▸ Dataset rows about figures:
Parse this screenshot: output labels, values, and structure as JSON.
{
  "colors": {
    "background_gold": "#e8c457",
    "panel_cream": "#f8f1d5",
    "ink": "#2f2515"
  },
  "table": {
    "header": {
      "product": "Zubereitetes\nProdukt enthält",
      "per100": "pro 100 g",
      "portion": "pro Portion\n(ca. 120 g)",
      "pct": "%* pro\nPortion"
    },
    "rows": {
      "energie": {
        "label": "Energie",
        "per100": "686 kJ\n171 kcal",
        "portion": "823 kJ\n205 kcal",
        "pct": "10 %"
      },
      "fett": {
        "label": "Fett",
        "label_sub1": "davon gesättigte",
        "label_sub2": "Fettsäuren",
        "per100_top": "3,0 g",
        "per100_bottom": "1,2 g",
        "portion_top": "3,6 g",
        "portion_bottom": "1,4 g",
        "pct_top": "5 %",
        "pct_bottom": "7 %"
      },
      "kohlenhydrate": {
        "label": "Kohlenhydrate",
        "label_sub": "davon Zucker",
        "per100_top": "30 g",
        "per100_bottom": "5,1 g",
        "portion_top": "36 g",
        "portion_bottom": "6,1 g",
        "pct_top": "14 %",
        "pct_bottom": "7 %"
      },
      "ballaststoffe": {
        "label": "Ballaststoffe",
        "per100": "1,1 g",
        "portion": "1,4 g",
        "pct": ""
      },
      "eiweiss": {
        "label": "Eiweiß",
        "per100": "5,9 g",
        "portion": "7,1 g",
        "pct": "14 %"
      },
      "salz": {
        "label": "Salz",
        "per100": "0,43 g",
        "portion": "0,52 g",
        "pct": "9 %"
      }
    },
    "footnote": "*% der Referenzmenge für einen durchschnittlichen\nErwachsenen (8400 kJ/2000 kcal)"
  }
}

▸ PROMPT: Find the lines with the string "kcal" and reproduce them.

▸ EXERCISE RESPONSE:
        "per100": "686 kJ\n171 kcal",
        "portion": "823 kJ\n205 kcal",
    "footnote": "*% der Referenzmenge für einen durchschnittlichen\nErwachsenen (8400 kJ/2000 kcal)"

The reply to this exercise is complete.